Task instructions:
Copy out every item, unchanged, from the line containing "population-value: 14584 xyxy=(102,328,210,346)" down through the line containing "table-row: 足立区 14561", including both of those lines.

Working data:
..............................
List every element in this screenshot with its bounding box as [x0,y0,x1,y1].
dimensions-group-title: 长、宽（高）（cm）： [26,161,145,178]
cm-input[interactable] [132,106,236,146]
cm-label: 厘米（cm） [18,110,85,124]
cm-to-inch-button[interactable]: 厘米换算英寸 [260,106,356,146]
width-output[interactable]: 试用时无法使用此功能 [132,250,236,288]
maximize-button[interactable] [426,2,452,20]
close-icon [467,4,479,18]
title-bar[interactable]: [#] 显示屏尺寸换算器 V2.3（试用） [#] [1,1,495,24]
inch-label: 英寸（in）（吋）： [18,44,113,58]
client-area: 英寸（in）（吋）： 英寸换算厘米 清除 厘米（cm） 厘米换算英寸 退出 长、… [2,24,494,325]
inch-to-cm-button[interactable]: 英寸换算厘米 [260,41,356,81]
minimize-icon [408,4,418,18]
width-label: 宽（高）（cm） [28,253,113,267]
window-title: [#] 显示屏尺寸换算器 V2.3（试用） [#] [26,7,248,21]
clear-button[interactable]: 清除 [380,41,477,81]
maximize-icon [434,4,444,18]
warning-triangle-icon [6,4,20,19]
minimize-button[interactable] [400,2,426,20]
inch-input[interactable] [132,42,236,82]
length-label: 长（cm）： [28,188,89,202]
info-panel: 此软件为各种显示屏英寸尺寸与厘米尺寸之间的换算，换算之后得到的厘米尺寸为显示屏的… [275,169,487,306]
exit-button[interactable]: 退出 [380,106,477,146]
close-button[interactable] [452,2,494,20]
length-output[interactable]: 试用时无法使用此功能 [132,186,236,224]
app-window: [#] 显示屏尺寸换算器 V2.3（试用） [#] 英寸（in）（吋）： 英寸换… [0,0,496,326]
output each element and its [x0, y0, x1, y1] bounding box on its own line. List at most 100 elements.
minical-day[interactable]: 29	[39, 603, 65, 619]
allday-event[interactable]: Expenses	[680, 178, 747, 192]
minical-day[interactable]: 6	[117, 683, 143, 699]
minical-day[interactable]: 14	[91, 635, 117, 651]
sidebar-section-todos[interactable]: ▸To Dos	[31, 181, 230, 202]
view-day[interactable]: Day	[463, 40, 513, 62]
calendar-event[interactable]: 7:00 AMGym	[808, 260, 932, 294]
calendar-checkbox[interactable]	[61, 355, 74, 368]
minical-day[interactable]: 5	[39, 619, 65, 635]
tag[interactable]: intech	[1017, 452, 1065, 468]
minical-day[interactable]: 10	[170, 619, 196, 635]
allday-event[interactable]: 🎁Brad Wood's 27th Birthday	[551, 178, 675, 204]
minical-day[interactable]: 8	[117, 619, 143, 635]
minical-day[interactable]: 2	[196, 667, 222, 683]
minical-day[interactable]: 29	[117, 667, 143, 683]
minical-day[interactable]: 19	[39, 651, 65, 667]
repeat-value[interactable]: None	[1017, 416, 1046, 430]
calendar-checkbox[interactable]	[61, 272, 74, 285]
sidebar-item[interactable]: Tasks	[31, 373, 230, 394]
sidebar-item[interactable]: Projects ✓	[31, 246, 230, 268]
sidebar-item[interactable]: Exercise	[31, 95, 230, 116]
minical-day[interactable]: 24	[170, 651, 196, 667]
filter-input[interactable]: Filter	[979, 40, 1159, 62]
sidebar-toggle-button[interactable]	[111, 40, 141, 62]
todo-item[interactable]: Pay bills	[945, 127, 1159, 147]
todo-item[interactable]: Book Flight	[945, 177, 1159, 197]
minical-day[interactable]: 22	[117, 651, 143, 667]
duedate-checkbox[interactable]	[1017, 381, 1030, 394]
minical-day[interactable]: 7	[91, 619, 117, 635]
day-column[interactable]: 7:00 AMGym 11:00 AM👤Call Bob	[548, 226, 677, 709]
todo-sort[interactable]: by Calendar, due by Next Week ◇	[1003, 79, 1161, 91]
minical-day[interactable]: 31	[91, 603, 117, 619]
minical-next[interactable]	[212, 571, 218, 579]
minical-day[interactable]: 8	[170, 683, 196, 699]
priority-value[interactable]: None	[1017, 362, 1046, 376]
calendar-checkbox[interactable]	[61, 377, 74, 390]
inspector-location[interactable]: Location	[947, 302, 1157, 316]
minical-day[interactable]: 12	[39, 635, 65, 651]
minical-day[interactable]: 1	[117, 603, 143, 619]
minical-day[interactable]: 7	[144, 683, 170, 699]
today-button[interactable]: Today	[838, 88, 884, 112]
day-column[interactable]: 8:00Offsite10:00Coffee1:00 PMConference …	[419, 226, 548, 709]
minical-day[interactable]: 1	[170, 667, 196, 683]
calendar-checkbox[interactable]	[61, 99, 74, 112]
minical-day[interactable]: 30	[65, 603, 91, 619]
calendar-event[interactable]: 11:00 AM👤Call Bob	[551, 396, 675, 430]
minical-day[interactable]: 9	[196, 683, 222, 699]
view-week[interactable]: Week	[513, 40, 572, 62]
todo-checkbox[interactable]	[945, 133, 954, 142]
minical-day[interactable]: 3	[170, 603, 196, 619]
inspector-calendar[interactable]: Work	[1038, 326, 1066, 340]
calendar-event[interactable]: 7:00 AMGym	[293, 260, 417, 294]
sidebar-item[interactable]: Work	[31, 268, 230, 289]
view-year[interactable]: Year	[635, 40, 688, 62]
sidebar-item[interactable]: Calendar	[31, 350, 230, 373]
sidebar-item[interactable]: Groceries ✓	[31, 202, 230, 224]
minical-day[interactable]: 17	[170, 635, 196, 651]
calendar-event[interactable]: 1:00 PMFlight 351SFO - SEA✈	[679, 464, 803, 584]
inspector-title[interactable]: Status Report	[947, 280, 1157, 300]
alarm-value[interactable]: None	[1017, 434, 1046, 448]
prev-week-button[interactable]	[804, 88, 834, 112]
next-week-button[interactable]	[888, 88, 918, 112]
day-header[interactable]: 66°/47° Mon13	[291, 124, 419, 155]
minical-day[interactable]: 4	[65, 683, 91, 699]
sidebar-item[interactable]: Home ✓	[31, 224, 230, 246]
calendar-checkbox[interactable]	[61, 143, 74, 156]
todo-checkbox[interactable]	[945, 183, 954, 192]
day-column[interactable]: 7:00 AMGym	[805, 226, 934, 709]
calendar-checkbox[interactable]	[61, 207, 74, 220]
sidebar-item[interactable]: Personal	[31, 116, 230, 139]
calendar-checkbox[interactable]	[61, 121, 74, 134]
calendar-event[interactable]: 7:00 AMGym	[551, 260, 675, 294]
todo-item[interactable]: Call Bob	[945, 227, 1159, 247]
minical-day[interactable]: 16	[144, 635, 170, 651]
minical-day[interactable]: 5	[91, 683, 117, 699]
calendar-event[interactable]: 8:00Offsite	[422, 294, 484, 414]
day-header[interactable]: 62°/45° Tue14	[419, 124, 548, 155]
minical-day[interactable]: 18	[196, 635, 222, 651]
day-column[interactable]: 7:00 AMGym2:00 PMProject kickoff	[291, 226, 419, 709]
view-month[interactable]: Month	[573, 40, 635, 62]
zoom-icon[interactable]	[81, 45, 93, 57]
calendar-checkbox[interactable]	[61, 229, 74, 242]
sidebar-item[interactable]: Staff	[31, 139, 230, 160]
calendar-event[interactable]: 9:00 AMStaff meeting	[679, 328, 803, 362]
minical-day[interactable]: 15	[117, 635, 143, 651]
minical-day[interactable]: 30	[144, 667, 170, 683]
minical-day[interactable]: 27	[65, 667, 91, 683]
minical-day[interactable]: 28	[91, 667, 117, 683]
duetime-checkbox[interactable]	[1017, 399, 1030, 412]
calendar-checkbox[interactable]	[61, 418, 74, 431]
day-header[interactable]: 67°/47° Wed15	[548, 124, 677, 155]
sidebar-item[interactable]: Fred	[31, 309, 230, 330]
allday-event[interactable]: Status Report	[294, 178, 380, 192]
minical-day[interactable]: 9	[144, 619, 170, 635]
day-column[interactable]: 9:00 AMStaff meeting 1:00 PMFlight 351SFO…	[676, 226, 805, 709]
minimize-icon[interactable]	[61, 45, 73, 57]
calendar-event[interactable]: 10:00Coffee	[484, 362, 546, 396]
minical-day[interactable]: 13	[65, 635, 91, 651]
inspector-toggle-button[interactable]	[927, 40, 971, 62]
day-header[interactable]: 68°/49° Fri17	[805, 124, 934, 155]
..............................
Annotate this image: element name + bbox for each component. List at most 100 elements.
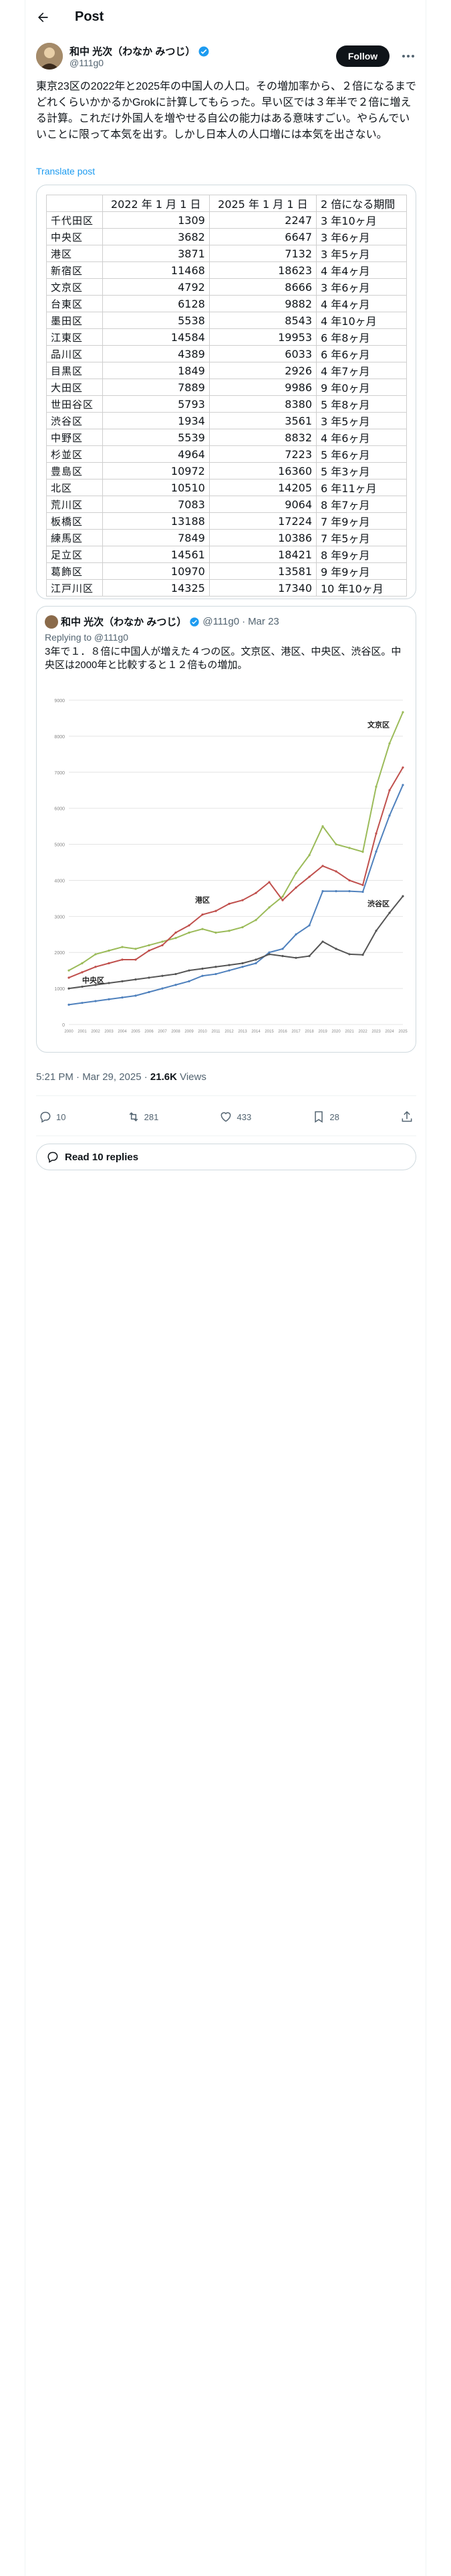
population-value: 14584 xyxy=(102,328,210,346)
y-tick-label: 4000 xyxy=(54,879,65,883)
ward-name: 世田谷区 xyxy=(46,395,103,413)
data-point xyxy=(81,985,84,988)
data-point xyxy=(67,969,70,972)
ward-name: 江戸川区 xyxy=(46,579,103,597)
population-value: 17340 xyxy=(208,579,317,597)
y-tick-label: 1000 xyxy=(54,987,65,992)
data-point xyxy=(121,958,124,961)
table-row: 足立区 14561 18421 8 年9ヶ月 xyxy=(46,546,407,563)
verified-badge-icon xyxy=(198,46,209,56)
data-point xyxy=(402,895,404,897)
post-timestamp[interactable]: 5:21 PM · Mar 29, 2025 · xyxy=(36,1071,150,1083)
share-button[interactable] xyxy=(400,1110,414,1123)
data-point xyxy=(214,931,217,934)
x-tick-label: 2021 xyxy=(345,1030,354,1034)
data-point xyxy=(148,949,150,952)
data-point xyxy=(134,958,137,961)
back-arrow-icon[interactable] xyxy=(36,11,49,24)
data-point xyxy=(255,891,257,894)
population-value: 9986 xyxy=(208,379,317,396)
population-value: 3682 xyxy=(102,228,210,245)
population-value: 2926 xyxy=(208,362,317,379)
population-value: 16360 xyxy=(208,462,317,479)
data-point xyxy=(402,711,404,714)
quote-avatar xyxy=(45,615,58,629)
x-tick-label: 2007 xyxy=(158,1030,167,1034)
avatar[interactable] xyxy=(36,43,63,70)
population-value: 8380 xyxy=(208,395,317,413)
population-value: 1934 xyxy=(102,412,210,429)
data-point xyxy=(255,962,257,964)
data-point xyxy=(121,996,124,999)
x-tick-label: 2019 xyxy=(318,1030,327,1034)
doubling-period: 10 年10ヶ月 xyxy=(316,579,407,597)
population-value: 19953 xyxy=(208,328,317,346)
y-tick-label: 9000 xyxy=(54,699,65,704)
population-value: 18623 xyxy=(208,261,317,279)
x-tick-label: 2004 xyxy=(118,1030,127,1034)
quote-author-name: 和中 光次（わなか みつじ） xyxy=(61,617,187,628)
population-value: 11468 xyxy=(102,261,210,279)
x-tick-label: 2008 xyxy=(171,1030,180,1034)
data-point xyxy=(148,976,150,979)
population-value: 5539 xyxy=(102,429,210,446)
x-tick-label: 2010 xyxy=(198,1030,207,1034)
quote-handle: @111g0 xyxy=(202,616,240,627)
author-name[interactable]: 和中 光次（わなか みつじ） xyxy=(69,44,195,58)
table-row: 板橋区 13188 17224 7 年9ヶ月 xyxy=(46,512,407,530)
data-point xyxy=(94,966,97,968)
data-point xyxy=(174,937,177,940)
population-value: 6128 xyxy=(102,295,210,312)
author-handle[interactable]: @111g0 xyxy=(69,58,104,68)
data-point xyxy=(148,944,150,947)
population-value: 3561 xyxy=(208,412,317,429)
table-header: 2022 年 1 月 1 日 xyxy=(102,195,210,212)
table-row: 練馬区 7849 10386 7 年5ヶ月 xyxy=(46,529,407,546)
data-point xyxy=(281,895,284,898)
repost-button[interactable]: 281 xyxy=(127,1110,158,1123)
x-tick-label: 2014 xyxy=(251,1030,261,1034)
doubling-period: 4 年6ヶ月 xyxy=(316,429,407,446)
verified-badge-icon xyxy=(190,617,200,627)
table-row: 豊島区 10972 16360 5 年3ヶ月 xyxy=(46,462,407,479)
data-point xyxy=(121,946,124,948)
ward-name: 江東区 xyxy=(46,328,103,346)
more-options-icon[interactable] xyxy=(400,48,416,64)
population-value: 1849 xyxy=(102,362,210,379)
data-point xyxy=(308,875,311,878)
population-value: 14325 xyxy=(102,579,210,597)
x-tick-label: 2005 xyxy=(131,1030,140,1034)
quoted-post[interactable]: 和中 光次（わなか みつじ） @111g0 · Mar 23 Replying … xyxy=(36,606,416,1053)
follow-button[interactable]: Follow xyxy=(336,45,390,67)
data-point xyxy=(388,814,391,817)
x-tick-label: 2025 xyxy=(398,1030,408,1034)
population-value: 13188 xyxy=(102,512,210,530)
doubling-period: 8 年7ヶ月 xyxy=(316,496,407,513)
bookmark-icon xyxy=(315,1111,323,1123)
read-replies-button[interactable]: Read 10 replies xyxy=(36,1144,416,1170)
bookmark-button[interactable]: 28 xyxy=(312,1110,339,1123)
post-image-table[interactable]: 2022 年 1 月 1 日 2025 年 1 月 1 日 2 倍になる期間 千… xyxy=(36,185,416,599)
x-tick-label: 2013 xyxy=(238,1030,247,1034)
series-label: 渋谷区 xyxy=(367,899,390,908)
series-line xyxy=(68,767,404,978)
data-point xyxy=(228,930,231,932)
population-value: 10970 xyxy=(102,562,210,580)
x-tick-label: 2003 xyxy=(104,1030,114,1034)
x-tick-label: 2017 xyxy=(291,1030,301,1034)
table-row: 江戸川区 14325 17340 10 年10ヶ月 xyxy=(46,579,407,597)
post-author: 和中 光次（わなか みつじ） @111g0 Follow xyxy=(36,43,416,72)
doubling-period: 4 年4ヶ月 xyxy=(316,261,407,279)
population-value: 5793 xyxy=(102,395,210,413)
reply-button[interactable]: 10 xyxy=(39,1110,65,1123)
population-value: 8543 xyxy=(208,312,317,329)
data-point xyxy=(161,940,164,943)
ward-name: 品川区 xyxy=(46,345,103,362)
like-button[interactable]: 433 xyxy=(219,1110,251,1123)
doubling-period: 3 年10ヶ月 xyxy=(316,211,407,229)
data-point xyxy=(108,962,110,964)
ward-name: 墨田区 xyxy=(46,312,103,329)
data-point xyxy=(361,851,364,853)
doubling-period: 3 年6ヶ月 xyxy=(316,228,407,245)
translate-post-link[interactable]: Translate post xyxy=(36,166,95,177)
..............................
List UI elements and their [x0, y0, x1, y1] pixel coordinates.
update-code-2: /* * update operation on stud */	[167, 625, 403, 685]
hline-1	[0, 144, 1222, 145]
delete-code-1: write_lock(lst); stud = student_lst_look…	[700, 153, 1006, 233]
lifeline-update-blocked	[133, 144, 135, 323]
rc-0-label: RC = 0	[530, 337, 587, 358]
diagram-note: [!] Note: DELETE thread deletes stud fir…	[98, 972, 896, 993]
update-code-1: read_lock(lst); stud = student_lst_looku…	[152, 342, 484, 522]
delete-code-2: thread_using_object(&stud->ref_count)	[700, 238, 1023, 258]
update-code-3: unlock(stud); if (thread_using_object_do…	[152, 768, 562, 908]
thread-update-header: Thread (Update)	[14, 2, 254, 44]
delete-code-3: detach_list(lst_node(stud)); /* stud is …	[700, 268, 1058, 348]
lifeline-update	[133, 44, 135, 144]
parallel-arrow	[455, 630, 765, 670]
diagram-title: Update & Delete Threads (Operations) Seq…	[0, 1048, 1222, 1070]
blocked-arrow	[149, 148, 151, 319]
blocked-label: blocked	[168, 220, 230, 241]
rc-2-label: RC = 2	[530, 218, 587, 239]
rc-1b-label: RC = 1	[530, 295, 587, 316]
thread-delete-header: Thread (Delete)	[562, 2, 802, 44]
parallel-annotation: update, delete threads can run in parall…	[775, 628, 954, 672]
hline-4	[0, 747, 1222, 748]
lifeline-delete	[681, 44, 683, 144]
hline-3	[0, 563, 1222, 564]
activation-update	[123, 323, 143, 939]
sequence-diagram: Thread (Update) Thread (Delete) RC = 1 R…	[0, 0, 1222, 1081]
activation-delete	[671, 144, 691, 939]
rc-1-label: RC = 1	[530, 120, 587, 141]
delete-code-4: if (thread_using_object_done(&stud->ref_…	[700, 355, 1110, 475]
..............................
Final result:
population-value: 14584 xyxy=(102,328,210,346)
y-tick-label: 4000 xyxy=(54,879,65,883)
ward-name: 世田谷区 xyxy=(46,395,103,413)
data-point xyxy=(81,985,84,988)
data-point xyxy=(67,969,70,972)
ward-name: 江戸川区 xyxy=(46,579,103,597)
population-value: 17340 xyxy=(208,579,317,597)
y-tick-label: 1000 xyxy=(54,987,65,992)
data-point xyxy=(121,958,124,961)
table-row: 足立区 14561 18421 8 年9ヶ月 xyxy=(46,546,407,563)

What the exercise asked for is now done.